→ Task details
Here are some records; copy every line that holds the word "Lower".

→ Records provided
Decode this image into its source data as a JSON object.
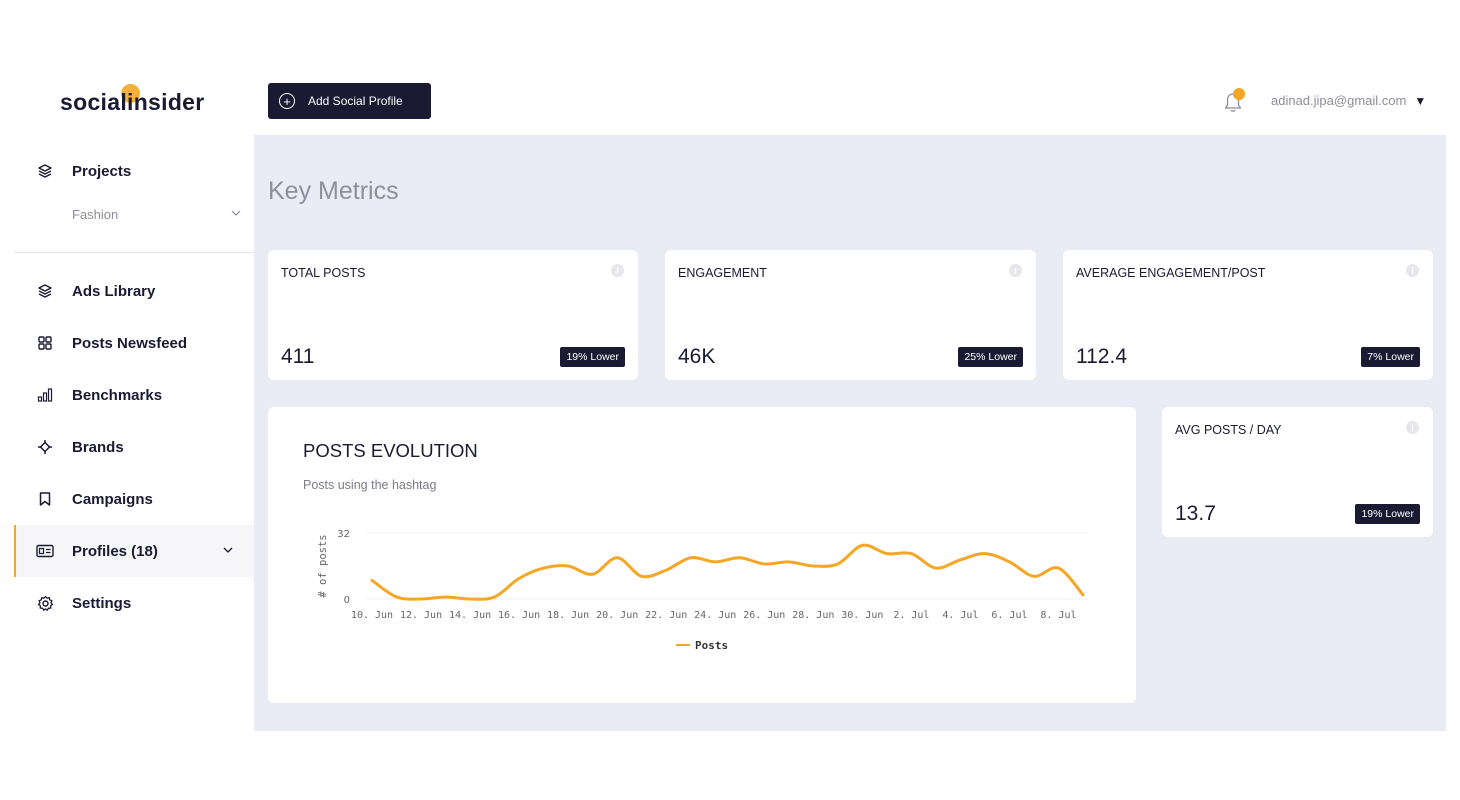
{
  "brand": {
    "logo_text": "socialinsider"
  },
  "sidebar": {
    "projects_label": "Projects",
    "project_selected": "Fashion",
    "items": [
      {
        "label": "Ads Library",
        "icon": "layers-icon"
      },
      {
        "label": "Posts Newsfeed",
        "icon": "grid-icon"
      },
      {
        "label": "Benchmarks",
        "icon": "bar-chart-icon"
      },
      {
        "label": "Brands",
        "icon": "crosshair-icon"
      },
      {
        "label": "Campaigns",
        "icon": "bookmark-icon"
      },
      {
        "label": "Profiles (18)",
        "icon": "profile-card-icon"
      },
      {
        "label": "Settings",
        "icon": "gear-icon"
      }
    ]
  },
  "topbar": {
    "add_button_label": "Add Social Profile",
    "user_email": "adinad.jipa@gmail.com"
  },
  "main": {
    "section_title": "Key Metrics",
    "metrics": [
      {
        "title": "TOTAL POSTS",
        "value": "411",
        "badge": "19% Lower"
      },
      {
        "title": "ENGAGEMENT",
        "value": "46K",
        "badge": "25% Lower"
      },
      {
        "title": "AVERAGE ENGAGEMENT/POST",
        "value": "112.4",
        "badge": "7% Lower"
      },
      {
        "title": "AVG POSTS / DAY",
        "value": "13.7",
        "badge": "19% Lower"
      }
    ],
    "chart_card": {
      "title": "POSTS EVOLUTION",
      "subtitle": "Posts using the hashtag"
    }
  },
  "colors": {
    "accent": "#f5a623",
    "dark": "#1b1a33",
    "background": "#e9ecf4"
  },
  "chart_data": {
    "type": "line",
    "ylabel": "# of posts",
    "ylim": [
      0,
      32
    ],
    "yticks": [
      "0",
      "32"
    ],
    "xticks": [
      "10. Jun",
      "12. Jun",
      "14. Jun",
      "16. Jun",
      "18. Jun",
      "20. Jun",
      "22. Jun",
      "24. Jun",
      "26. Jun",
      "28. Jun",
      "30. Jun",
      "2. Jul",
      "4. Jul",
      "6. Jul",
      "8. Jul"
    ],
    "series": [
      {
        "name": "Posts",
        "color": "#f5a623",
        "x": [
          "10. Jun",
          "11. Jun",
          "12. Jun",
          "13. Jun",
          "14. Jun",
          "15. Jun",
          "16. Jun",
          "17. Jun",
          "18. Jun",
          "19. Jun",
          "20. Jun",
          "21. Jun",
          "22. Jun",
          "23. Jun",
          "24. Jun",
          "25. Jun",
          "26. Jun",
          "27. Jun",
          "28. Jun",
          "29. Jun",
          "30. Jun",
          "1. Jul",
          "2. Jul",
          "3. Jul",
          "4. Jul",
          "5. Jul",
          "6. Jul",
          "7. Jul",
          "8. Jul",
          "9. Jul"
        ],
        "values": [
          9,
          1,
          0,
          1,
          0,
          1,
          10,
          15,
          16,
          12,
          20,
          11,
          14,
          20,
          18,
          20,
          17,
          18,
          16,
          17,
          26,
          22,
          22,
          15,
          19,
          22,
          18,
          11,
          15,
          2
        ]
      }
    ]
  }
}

→ Final result
        "badge": "19% Lower"
        "badge": "25% Lower"
        "badge": "7% Lower"
        "badge": "19% Lower"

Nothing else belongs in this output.